WORK TO BE COMPLETED: Take each line containing "name" and report it exactly as written.

──────── RECORD EXTRACTS

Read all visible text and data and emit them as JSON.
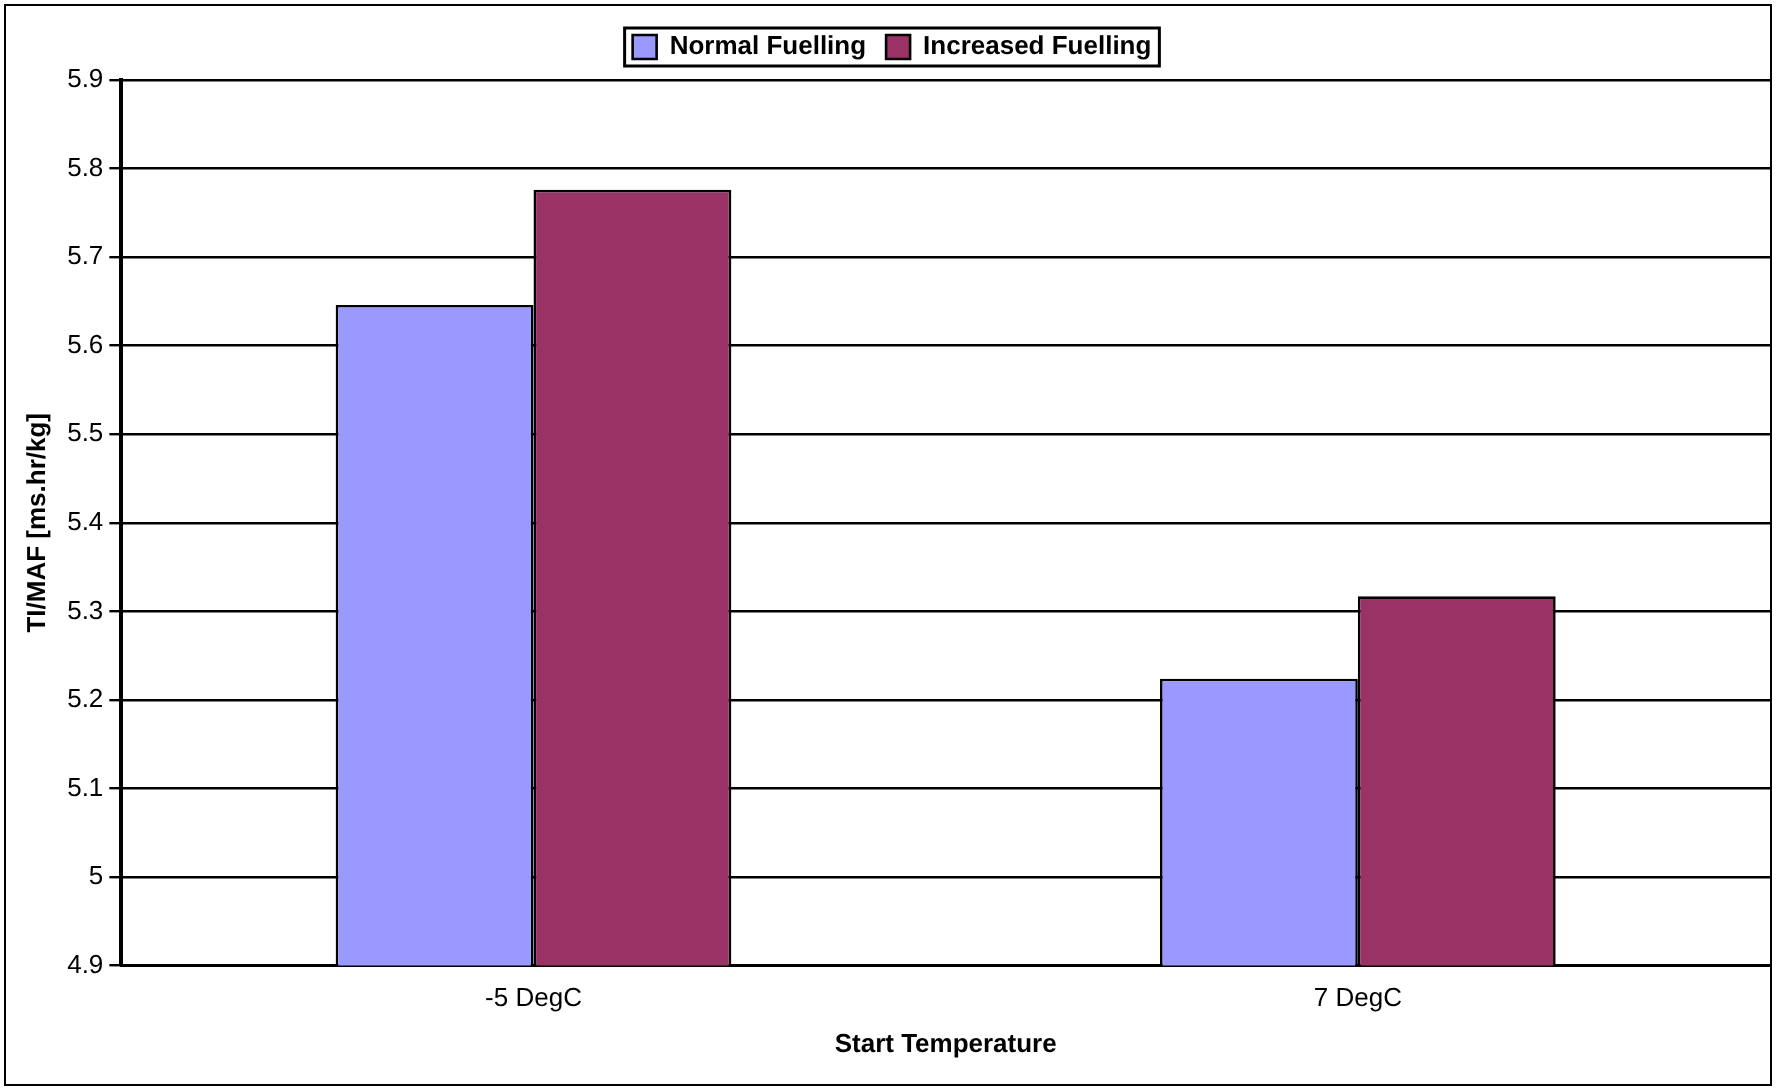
{
  "chart_data": {
    "type": "bar",
    "xlabel": "Start Temperature",
    "ylabel": "TI/MAF [ms.hr/kg]",
    "categories": [
      "-5 DegC",
      "7 DegC"
    ],
    "series": [
      {
        "name": "Normal Fuelling",
        "color": "#9999ff",
        "values": [
          5.646,
          5.224
        ]
      },
      {
        "name": "Increased Fuelling",
        "color": "#993366",
        "values": [
          5.776,
          5.317
        ]
      }
    ],
    "ylim": [
      4.9,
      5.9
    ],
    "yticks": [
      4.9,
      5,
      5.1,
      5.2,
      5.3,
      5.4,
      5.5,
      5.6,
      5.7,
      5.8,
      5.9
    ],
    "grid": "y",
    "legend": "top"
  }
}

────────────────

THE ANSWER:
        "name": "Normal Fuelling",
        "name": "Increased Fuelling",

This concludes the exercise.